- Exercise passage
────
Didnt know about this, and I have started to loathe Adobe due to their licensing model. I will check Photo out!

rlad 3 months ago

I bought Affinity and have tried to use it but really don’t find it anything like equivalent to the Adobe products unfortunately.

For color correction of photographs, PhotoPea does a much better job than Affinity I feel.

After wasting 15 or 30 minutes trying to get Affinity to work for a photo touchup and color correction, I give up and use PhotoPea.

  • ecjhdnc2025 3 months ago

    Affinity has really sophisticated colour editing controls.

    For example you can apply adjustment layers and then use a blend curve (not just blend ranges) to moderate it. So if you want warmer shadows, it's as easy as using a colour temperature adjustment to warm up your image and then adjusting the curve so that it doesn't apply where you don't want it.

    And you have cross-model curves: you can apply Lab curves to RGB model images without converting.

    It has a Capture-One-style HSL wheel. It supports LUTs (and LUT inference!)

    I can think of some things Photoshop does that Affinity Photo does not, but I've been using it nine years now for my photography and web work (along with Designer). I think for almost every normal Photoshop user[0] there's no reason not to use Affinity Photo instead.

    [0] Unless you're particularly wedded to Lightroom, for which there is no Affinity alternative.

treprinum 3 months ago

How is the plugin compatibility? Can I use CS6 or CC plugins in Affinity?

xyst 3 months ago

I would buy it just because it’s not Adobe.

unixhero 3 months ago

Is Affinity draw better than Krita???

ochronus 3 months ago

That's a clever move, kudos!

null0pointer 3 months ago

I really like Affinity, especially their buy it once pricing model, and I use Affinity Photo for all my photo editing. However, I was very disappointed to learn they were recently acquired by Canva, a company that is blatantly following the VC growth playbook. So I fear that sooner or later Affinity will fall victim to enshittification. It will either become exactly like Adobe is today or it will be sacrificed on the altar of ROI.
────
- Data shown

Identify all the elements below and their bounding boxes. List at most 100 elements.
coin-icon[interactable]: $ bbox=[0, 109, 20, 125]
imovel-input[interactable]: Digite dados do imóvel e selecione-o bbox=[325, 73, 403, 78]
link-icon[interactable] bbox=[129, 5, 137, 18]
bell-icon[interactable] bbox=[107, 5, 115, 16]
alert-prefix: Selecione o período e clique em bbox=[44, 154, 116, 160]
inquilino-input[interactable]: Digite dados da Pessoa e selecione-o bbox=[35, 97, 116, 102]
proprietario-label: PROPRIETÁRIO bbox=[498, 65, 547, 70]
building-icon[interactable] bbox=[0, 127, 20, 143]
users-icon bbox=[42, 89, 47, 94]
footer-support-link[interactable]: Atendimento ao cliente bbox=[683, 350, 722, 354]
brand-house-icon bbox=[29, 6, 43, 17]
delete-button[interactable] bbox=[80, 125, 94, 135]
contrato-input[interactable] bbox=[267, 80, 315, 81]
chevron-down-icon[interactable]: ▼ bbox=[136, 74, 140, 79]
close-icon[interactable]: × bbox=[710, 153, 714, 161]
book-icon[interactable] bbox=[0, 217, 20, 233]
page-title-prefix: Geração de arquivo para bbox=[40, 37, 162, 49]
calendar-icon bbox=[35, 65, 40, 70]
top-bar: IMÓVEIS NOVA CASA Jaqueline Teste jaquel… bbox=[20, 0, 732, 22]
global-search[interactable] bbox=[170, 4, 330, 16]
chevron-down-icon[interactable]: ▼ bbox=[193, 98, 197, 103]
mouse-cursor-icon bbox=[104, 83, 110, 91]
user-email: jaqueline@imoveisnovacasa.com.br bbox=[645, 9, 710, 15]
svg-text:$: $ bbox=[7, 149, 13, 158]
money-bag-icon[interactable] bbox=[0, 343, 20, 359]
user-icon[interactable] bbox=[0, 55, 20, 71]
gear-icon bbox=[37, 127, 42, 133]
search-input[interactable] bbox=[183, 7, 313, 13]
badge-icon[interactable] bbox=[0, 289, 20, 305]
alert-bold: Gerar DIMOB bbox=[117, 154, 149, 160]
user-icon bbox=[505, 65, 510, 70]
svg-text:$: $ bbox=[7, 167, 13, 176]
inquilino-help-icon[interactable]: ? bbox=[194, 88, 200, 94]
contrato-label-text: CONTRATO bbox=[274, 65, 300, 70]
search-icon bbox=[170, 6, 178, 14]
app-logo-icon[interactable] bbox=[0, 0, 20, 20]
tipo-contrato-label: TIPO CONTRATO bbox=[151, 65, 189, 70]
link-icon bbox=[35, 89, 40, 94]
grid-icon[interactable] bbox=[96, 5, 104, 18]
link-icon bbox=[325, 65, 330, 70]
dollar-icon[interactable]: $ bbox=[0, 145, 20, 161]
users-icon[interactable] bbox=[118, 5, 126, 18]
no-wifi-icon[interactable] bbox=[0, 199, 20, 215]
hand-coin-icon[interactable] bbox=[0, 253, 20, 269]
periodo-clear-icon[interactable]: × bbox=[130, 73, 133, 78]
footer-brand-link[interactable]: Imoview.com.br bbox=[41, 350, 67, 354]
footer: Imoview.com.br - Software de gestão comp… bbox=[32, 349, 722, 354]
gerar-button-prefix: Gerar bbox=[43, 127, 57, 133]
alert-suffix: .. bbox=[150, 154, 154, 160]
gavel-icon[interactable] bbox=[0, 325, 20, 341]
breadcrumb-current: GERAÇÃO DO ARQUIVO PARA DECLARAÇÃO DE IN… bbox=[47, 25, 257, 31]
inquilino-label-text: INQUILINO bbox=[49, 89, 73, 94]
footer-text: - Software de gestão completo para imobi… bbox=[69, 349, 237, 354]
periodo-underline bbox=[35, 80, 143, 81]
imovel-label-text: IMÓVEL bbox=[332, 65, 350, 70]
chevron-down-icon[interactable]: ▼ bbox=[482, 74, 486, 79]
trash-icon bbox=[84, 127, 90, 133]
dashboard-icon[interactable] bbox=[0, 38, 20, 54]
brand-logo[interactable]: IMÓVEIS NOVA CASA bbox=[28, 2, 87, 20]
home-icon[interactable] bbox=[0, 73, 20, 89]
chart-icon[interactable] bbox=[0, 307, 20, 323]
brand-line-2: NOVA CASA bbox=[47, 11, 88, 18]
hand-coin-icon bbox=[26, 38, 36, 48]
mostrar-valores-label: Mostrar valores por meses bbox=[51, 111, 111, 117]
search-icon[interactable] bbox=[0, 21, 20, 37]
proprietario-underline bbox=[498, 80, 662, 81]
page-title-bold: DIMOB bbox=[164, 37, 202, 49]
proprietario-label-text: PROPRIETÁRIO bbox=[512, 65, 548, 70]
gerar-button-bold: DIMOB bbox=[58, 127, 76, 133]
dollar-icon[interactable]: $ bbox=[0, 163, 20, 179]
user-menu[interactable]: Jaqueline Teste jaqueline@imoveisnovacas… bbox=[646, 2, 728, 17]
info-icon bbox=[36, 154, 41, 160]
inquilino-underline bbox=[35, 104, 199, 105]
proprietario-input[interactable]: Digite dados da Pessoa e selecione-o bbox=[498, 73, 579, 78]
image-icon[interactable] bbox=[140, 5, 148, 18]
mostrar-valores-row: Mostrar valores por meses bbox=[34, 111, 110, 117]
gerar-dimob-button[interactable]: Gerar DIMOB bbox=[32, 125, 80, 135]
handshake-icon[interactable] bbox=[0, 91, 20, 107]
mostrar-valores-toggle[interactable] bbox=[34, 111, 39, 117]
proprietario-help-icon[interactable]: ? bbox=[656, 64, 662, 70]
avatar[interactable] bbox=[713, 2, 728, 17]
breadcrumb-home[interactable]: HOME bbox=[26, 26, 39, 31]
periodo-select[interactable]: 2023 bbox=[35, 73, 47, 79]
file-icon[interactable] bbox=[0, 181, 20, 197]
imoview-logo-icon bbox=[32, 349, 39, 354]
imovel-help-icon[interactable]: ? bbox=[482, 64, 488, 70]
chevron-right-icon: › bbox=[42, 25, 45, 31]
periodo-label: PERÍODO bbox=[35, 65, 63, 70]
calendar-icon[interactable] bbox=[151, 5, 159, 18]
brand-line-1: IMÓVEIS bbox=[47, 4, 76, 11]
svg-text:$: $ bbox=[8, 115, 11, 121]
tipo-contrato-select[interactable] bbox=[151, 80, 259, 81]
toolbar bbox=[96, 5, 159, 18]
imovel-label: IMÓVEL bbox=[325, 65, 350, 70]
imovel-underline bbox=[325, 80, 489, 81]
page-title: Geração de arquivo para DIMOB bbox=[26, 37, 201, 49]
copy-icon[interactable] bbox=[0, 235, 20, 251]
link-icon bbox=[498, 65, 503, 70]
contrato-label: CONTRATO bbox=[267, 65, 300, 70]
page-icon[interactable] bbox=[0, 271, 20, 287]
────
- Requirement
Answer these questions from the discussion of Affinity software.
(a) Which program does rlad say does a better job than Affinity at color correction of photographs?
(b) For how many years has ecjhdnc2025 been using Affinity Photo?
(c) Which company does null0pointer say recently acquired Affinity?
The rows play no part in this exercise.

- Output of the task
(a) PhotoPea
(b) Nine years
(c) Canva